▶ **WHAT TO PRODUCE**:
All of the material below is to be repeated exactly.

▶ **EXERCISE MATERIAL**:
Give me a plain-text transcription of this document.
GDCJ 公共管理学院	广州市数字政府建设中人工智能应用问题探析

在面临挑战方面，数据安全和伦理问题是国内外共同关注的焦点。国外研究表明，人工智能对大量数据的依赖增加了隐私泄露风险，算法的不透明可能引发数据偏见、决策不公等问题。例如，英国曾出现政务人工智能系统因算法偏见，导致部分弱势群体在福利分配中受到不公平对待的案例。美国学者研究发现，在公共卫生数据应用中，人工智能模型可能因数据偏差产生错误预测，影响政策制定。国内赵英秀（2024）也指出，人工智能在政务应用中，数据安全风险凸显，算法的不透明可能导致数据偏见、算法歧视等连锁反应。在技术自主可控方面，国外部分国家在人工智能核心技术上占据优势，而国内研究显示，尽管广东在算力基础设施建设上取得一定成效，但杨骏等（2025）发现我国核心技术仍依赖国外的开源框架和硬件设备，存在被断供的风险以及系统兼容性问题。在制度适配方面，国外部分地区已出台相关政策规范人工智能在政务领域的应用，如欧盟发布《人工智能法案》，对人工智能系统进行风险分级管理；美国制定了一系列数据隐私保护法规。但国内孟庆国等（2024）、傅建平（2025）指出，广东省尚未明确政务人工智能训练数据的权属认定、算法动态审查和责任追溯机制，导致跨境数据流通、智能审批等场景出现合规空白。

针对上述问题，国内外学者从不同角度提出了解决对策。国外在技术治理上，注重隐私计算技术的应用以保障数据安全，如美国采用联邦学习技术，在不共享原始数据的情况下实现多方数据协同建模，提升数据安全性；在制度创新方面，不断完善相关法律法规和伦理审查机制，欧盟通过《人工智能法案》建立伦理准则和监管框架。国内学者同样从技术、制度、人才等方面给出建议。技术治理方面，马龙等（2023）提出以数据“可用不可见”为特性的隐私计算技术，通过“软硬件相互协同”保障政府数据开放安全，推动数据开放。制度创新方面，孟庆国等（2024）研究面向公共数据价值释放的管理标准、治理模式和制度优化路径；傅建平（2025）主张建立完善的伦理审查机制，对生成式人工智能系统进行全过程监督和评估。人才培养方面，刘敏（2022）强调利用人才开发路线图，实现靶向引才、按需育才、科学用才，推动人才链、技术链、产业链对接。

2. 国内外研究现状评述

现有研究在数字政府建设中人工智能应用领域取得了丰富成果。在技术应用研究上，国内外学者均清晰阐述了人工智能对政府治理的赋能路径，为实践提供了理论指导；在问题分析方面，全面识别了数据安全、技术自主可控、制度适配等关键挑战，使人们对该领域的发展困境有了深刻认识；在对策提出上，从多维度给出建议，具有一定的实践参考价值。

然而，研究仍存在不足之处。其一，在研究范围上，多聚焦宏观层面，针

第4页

▶ **RESPONSE FOR THIS EXERCISE**:
Give me a plain-text transcription of this document.
GDCJ 公共管理学院	广州市数字政府建设中人工智能应用问题探析

在面临挑战方面，数据安全和伦理问题是国内外共同关注的焦点。国外研究表明，人工智能对大量数据的依赖增加了隐私泄露风险，算法的不透明可能引发数据偏见、决策不公等问题。例如，英国曾出现政务人工智能系统因算法偏见，导致部分弱势群体在福利分配中受到不公平对待的案例。美国学者研究发现，在公共卫生数据应用中，人工智能模型可能因数据偏差产生错误预测，影响政策制定。国内赵英秀（2024）也指出，人工智能在政务应用中，数据安全风险凸显，算法的不透明可能导致数据偏见、算法歧视等连锁反应。在技术自主可控方面，国外部分国家在人工智能核心技术上占据优势，而国内研究显示，尽管广东在算力基础设施建设上取得一定成效，但杨骏等（2025）发现我国核心技术仍依赖国外的开源框架和硬件设备，存在被断供的风险以及系统兼容性问题。在制度适配方面，国外部分地区已出台相关政策规范人工智能在政务领域的应用，如欧盟发布《人工智能法案》，对人工智能系统进行风险分级管理；美国制定了一系列数据隐私保护法规。但国内孟庆国等（2024）、傅建平（2025）指出，广东省尚未明确政务人工智能训练数据的权属认定、算法动态审查和责任追溯机制，导致跨境数据流通、智能审批等场景出现合规空白。

针对上述问题，国内外学者从不同角度提出了解决对策。国外在技术治理上，注重隐私计算技术的应用以保障数据安全，如美国采用联邦学习技术，在不共享原始数据的情况下实现多方数据协同建模，提升数据安全性；在制度创新方面，不断完善相关法律法规和伦理审查机制，欧盟通过《人工智能法案》建立伦理准则和监管框架。国内学者同样从技术、制度、人才等方面给出建议。技术治理方面，马龙等（2023）提出以数据“可用不可见”为特性的隐私计算技术，通过“软硬件相互协同”保障政府数据开放安全，推动数据开放。制度创新方面，孟庆国等（2024）研究面向公共数据价值释放的管理标准、治理模式和制度优化路径；傅建平（2025）主张建立完善的伦理审查机制，对生成式人工智能系统进行全过程监督和评估。人才培养方面，刘敏（2022）强调利用人才开发路线图，实现靶向引才、按需育才、科学用才，推动人才链、技术链、产业链对接。

2. 国内外研究现状评述

现有研究在数字政府建设中人工智能应用领域取得了丰富成果。在技术应用研究上，国内外学者均清晰阐述了人工智能对政府治理的赋能路径，为实践提供了理论指导；在问题分析方面，全面识别了数据安全、技术自主可控、制度适配等关键挑战，使人们对该领域的发展困境有了深刻认识；在对策提出上，从多维度给出建议，具有一定的实践参考价值。

然而，研究仍存在不足之处。其一，在研究范围上，多聚焦宏观层面，针

第4页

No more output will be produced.